Goal of the exercise => Copy each line of the material below that includes the string "January".

Items =>
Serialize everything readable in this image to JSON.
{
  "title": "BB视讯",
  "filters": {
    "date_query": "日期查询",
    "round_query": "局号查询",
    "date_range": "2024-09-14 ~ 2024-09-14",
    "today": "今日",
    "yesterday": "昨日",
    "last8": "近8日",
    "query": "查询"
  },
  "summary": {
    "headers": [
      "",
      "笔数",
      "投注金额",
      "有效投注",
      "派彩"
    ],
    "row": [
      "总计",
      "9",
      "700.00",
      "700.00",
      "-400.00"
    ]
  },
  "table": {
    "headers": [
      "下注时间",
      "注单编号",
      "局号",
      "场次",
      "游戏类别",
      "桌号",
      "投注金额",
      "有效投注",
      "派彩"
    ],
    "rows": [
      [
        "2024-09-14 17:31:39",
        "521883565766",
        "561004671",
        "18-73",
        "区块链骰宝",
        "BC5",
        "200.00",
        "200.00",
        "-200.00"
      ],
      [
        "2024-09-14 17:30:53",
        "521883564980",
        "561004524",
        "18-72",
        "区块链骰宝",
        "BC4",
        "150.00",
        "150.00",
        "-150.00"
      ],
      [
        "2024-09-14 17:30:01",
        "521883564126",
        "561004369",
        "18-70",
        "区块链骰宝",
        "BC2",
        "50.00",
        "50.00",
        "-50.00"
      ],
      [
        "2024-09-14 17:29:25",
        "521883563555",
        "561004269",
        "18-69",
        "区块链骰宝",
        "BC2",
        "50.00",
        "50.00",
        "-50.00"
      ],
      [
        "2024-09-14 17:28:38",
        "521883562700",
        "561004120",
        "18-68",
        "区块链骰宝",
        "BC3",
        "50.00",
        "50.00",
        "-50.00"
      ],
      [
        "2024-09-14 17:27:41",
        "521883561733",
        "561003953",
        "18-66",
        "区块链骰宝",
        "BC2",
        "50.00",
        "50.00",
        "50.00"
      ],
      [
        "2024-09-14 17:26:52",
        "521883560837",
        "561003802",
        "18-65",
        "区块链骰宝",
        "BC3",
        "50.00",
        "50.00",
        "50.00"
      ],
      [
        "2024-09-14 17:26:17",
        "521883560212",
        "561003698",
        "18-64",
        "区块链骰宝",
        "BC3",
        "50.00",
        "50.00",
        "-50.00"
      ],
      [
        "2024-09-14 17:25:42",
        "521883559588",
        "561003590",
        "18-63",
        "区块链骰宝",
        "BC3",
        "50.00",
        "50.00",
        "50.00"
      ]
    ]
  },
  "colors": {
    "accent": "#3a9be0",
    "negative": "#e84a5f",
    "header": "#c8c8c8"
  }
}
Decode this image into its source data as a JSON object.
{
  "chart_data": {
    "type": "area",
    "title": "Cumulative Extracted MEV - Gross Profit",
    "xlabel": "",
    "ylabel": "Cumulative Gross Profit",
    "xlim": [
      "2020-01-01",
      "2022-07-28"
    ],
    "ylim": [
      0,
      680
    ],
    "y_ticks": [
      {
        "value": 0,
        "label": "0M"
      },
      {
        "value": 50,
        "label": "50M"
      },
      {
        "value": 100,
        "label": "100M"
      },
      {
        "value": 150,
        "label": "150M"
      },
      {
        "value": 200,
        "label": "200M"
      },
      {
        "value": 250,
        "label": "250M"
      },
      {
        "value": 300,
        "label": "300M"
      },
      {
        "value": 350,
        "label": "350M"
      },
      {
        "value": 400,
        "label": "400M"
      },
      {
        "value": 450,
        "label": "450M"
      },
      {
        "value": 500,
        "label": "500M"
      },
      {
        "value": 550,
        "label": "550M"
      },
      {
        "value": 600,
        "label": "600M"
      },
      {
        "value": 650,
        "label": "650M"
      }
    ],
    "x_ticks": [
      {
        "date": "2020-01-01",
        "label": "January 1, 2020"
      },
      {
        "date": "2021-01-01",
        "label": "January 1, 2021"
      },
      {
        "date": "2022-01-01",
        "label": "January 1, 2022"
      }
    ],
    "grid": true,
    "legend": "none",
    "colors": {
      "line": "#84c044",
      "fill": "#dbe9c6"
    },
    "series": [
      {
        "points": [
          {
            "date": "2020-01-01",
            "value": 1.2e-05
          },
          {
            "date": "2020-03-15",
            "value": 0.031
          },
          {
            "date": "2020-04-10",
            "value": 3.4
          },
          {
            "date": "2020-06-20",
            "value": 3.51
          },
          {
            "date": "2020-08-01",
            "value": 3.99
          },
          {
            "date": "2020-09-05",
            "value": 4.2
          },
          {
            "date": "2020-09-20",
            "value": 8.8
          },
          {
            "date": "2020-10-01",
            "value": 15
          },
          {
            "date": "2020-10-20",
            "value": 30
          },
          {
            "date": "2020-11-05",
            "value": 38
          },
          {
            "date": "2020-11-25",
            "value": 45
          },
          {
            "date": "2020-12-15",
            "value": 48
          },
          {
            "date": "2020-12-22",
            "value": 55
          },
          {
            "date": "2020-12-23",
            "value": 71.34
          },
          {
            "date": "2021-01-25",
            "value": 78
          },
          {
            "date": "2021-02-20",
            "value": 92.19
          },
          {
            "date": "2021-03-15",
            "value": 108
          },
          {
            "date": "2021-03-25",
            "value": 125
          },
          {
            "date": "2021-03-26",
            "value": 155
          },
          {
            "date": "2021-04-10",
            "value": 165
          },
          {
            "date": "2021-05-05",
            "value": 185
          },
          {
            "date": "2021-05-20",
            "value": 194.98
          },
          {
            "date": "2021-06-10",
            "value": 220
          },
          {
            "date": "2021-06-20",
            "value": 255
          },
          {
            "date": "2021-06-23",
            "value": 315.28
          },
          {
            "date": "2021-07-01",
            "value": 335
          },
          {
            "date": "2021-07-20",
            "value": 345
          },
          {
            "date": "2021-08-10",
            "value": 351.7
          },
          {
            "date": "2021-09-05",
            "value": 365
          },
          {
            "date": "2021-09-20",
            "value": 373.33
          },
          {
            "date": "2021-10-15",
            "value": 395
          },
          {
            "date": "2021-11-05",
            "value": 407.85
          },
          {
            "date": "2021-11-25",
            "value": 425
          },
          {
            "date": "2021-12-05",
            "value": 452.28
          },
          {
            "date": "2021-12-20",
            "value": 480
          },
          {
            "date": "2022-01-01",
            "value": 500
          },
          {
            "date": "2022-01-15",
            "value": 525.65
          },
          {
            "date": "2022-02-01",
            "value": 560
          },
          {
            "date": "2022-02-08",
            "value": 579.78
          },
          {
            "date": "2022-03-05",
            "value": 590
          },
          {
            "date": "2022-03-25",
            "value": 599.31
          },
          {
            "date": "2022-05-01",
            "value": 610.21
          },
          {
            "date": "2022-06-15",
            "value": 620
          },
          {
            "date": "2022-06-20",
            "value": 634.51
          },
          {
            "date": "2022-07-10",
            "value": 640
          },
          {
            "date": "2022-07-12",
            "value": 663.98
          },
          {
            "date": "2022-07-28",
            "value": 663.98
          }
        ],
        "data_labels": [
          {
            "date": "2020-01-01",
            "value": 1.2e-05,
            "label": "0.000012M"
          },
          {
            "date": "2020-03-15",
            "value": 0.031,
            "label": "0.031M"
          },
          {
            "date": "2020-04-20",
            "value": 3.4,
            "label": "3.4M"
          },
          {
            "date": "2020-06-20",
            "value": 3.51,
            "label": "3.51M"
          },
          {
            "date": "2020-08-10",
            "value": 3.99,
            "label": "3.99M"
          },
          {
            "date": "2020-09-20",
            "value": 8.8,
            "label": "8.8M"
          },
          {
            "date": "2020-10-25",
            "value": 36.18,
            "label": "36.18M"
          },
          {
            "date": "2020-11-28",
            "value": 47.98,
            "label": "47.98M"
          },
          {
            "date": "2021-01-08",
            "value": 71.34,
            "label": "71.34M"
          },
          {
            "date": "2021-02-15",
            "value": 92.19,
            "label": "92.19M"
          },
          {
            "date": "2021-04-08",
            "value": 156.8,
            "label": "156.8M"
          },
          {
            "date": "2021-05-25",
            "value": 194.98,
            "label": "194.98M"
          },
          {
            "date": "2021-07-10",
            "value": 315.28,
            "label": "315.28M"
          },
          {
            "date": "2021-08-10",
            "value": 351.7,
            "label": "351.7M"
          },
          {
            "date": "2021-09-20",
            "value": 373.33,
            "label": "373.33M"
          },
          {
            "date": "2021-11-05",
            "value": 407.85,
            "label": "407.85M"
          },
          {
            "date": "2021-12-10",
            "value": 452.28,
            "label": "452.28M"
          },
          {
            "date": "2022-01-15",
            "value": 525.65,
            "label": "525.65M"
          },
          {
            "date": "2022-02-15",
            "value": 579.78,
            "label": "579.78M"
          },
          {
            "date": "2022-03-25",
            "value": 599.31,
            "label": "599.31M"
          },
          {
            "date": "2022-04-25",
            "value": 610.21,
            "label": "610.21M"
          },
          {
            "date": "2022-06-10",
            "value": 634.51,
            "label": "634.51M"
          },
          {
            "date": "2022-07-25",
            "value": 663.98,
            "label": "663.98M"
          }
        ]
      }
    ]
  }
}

Expected output =>
        "label": "January 1, 2020"
        "label": "January 1, 2021"
        "label": "January 1, 2022"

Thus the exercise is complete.